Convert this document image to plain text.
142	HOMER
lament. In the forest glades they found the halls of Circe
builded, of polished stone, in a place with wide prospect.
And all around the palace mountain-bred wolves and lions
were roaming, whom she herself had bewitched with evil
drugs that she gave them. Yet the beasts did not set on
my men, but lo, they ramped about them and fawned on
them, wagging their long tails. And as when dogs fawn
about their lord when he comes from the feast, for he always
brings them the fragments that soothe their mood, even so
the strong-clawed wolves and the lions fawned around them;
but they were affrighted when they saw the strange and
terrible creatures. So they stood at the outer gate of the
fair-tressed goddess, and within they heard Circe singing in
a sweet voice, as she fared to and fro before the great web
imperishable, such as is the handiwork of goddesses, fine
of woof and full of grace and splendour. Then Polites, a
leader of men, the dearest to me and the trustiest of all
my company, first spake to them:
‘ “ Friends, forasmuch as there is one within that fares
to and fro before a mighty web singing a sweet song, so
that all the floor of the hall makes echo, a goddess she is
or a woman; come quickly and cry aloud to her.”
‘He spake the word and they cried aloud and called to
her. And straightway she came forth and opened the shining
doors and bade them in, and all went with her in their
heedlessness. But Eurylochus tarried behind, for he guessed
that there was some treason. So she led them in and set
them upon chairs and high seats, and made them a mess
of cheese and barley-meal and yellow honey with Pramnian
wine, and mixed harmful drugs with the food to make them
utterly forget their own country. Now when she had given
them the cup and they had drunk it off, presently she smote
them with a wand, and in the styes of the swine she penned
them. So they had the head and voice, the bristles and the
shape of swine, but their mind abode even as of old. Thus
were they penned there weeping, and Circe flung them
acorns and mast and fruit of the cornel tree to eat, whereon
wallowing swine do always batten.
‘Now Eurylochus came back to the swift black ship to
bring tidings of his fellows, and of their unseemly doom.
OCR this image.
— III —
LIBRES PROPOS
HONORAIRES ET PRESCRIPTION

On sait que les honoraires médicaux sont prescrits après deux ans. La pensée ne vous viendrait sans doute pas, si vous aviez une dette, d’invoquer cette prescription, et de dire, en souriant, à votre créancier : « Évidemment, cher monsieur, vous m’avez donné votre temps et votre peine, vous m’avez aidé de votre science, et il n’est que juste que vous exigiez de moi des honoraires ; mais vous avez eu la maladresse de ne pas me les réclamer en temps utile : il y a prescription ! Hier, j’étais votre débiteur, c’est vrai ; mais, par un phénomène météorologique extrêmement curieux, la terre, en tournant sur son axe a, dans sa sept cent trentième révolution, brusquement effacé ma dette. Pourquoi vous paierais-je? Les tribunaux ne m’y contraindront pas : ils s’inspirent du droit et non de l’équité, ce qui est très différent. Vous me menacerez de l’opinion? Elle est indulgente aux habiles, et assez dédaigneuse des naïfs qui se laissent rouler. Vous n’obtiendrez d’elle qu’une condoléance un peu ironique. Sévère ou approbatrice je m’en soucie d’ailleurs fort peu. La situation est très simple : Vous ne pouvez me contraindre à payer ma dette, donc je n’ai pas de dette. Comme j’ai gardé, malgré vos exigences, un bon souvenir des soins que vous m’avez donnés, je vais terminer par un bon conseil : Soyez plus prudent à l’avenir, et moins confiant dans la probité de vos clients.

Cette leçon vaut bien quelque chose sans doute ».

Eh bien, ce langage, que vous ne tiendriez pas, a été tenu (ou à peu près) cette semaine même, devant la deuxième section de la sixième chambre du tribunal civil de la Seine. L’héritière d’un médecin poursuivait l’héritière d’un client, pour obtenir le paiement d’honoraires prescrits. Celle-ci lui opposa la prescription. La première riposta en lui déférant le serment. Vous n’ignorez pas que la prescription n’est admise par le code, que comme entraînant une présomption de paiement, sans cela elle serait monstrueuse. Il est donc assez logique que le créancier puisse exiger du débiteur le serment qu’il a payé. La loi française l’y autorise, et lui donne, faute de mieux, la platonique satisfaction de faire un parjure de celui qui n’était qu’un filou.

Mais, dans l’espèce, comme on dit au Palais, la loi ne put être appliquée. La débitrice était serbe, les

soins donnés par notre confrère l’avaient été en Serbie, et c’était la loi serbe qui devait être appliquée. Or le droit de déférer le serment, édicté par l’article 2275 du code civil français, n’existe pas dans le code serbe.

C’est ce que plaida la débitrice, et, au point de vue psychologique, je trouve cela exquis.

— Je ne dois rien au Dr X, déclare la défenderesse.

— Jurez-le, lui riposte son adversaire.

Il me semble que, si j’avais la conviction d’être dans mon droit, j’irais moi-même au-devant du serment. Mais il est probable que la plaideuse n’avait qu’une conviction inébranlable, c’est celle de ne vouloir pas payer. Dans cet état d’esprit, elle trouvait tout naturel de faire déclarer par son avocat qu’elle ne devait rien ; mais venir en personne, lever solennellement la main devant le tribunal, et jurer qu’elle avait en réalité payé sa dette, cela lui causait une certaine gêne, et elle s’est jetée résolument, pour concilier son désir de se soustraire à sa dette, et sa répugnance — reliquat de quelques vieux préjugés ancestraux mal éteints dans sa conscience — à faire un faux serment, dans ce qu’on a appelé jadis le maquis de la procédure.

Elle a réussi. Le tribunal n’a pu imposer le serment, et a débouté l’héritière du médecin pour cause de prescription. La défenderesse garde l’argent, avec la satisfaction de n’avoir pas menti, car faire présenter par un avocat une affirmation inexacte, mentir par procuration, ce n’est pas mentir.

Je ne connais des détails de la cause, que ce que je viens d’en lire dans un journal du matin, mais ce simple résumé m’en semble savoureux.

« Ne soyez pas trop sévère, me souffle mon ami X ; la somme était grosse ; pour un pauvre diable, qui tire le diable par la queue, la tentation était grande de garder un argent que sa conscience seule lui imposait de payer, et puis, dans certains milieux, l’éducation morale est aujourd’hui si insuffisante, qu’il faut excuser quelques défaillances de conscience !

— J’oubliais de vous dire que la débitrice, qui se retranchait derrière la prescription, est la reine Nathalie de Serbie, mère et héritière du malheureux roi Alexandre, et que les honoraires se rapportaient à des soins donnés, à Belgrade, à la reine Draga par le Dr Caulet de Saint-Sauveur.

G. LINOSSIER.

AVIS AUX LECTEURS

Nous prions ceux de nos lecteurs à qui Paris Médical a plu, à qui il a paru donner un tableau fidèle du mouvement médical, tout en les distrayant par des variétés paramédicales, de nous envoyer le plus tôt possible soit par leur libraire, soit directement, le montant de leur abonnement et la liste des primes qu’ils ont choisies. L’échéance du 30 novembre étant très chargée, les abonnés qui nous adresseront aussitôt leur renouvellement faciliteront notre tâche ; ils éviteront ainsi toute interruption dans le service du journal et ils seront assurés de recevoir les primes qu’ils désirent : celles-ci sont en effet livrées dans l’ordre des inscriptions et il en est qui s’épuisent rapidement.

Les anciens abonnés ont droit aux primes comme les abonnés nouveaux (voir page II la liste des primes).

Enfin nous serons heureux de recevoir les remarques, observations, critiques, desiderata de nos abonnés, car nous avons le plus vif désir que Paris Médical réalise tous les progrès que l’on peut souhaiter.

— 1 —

▶ [What you should do]: Using the listing above, pull out all lines that hold the word "fawned".

▶ [Full solution]:
my men, but lo, they ramped about them and fawned on
the strong-clawed wolves and the lions fawned around them;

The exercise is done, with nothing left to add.